Exercise task>
Write out every entry exactly as it stands.

Records for this exercise>
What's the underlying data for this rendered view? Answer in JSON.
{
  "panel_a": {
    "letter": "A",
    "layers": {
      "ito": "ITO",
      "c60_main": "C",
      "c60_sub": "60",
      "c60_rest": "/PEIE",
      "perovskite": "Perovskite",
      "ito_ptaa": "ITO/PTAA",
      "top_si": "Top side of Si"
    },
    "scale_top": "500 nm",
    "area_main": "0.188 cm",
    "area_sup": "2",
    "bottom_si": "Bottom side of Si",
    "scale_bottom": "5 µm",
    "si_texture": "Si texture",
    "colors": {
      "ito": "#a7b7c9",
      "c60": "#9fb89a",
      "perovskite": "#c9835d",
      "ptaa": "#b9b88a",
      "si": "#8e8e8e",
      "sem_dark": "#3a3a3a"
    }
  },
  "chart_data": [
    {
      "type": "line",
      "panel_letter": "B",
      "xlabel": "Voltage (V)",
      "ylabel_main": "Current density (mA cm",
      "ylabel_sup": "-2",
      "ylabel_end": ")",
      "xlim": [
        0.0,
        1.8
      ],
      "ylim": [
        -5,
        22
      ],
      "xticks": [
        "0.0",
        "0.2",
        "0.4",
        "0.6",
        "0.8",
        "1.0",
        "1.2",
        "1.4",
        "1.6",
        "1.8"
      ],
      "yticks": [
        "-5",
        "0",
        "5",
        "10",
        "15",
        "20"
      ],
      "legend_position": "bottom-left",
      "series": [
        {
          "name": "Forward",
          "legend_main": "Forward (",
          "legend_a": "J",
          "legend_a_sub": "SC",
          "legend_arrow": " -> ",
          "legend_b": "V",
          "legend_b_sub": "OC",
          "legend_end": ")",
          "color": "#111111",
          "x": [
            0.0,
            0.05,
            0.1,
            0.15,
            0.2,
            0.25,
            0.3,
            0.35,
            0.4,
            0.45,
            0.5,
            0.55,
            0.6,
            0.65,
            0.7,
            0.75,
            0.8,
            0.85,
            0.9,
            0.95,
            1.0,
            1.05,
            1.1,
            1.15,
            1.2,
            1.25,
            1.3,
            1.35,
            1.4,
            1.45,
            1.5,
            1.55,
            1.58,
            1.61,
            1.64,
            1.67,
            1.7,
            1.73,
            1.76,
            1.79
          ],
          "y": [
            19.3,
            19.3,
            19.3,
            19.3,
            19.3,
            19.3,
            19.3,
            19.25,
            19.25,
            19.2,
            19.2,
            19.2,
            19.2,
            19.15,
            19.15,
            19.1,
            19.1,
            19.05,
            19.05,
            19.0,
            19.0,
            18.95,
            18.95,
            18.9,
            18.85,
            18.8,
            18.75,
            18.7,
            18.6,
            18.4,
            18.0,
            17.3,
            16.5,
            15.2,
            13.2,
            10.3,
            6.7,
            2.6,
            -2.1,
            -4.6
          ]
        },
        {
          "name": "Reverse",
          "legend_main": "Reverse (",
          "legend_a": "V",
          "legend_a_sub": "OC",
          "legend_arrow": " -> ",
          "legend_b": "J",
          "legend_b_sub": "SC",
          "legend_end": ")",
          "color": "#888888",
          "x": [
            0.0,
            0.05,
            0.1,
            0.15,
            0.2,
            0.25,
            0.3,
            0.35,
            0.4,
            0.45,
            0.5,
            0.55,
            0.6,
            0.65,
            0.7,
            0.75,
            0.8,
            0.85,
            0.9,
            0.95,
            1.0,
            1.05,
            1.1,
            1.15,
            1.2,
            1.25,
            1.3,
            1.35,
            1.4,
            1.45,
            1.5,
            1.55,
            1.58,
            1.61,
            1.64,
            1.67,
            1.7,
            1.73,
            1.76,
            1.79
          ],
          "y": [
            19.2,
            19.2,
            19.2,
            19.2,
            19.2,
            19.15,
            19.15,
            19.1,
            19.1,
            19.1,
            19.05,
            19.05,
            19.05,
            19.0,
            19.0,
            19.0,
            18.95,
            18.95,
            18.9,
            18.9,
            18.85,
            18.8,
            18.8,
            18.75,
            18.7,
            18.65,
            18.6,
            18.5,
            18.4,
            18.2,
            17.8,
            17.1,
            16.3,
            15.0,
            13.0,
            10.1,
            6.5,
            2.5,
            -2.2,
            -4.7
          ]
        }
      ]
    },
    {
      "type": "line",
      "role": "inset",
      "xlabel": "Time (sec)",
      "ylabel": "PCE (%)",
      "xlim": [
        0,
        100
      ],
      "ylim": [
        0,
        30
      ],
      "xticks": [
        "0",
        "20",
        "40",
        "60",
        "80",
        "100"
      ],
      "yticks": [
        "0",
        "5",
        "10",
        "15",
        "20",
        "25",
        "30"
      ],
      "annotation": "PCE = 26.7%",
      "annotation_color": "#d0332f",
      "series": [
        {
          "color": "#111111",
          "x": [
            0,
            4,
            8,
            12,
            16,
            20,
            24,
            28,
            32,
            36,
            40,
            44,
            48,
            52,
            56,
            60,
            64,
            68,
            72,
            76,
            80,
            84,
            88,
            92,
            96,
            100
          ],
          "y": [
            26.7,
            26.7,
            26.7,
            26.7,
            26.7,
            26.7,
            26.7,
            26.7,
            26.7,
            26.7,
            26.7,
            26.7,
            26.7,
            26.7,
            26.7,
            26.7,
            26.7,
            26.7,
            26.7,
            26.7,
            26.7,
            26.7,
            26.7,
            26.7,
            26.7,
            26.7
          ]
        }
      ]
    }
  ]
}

Exercise solution>
What's the underlying data for this rendered view? Answer in JSON.
{
  "panel_a": {
    "letter": "A",
    "layers": {
      "ito": "ITO",
      "c60_main": "C",
      "c60_sub": "60",
      "c60_rest": "/PEIE",
      "perovskite": "Perovskite",
      "ito_ptaa": "ITO/PTAA",
      "top_si": "Top side of Si"
    },
    "scale_top": "500 nm",
    "area_main": "0.188 cm",
    "area_sup": "2",
    "bottom_si": "Bottom side of Si",
    "scale_bottom": "5 µm",
    "si_texture": "Si texture",
    "colors": {
      "ito": "#a7b7c9",
      "c60": "#9fb89a",
      "perovskite": "#c9835d",
      "ptaa": "#b9b88a",
      "si": "#8e8e8e",
      "sem_dark": "#3a3a3a"
    }
  },
  "chart_data": [
    {
      "type": "line",
      "panel_letter": "B",
      "xlabel": "Voltage (V)",
      "ylabel_main": "Current density (mA cm",
      "ylabel_sup": "-2",
      "ylabel_end": ")",
      "xlim": [
        0.0,
        1.8
      ],
      "ylim": [
        -5,
        22
      ],
      "xticks": [
        "0.0",
        "0.2",
        "0.4",
        "0.6",
        "0.8",
        "1.0",
        "1.2",
        "1.4",
        "1.6",
        "1.8"
      ],
      "yticks": [
        "-5",
        "0",
        "5",
        "10",
        "15",
        "20"
      ],
      "legend_position": "bottom-left",
      "series": [
        {
          "name": "Forward",
          "legend_main": "Forward (",
          "legend_a": "J",
          "legend_a_sub": "SC",
          "legend_arrow": " -> ",
          "legend_b": "V",
          "legend_b_sub": "OC",
          "legend_end": ")",
          "color": "#111111",
          "x": [
            0.0,
            0.05,
            0.1,
            0.15,
            0.2,
            0.25,
            0.3,
            0.35,
            0.4,
            0.45,
            0.5,
            0.55,
            0.6,
            0.65,
            0.7,
            0.75,
            0.8,
            0.85,
            0.9,
            0.95,
            1.0,
            1.05,
            1.1,
            1.15,
            1.2,
            1.25,
            1.3,
            1.35,
            1.4,
            1.45,
            1.5,
            1.55,
            1.58,
            1.61,
            1.64,
            1.67,
            1.7,
            1.73,
            1.76,
            1.79
          ],
          "y": [
            19.3,
            19.3,
            19.3,
            19.3,
            19.3,
            19.3,
            19.3,
            19.25,
            19.25,
            19.2,
            19.2,
            19.2,
            19.2,
            19.15,
            19.15,
            19.1,
            19.1,
            19.05,
            19.05,
            19.0,
            19.0,
            18.95,
            18.95,
            18.9,
            18.85,
            18.8,
            18.75,
            18.7,
            18.6,
            18.4,
            18.0,
            17.3,
            16.5,
            15.2,
            13.2,
            10.3,
            6.7,
            2.6,
            -2.1,
            -4.6
          ]
        },
        {
          "name": "Reverse",
          "legend_main": "Reverse (",
          "legend_a": "V",
          "legend_a_sub": "OC",
          "legend_arrow": " -> ",
          "legend_b": "J",
          "legend_b_sub": "SC",
          "legend_end": ")",
          "color": "#888888",
          "x": [
            0.0,
            0.05,
            0.1,
            0.15,
            0.2,
            0.25,
            0.3,
            0.35,
            0.4,
            0.45,
            0.5,
            0.55,
            0.6,
            0.65,
            0.7,
            0.75,
            0.8,
            0.85,
            0.9,
            0.95,
            1.0,
            1.05,
            1.1,
            1.15,
            1.2,
            1.25,
            1.3,
            1.35,
            1.4,
            1.45,
            1.5,
            1.55,
            1.58,
            1.61,
            1.64,
            1.67,
            1.7,
            1.73,
            1.76,
            1.79
          ],
          "y": [
            19.2,
            19.2,
            19.2,
            19.2,
            19.2,
            19.15,
            19.15,
            19.1,
            19.1,
            19.1,
            19.05,
            19.05,
            19.05,
            19.0,
            19.0,
            19.0,
            18.95,
            18.95,
            18.9,
            18.9,
            18.85,
            18.8,
            18.8,
            18.75,
            18.7,
            18.65,
            18.6,
            18.5,
            18.4,
            18.2,
            17.8,
            17.1,
            16.3,
            15.0,
            13.0,
            10.1,
            6.5,
            2.5,
            -2.2,
            -4.7
          ]
        }
      ]
    },
    {
      "type": "line",
      "role": "inset",
      "xlabel": "Time (sec)",
      "ylabel": "PCE (%)",
      "xlim": [
        0,
        100
      ],
      "ylim": [
        0,
        30
      ],
      "xticks": [
        "0",
        "20",
        "40",
        "60",
        "80",
        "100"
      ],
      "yticks": [
        "0",
        "5",
        "10",
        "15",
        "20",
        "25",
        "30"
      ],
      "annotation": "PCE = 26.7%",
      "annotation_color": "#d0332f",
      "series": [
        {
          "color": "#111111",
          "x": [
            0,
            4,
            8,
            12,
            16,
            20,
            24,
            28,
            32,
            36,
            40,
            44,
            48,
            52,
            56,
            60,
            64,
            68,
            72,
            76,
            80,
            84,
            88,
            92,
            96,
            100
          ],
          "y": [
            26.7,
            26.7,
            26.7,
            26.7,
            26.7,
            26.7,
            26.7,
            26.7,
            26.7,
            26.7,
            26.7,
            26.7,
            26.7,
            26.7,
            26.7,
            26.7,
            26.7,
            26.7,
            26.7,
            26.7,
            26.7,
            26.7,
            26.7,
            26.7,
            26.7,
            26.7
          ]
        }
      ]
    }
  ]
}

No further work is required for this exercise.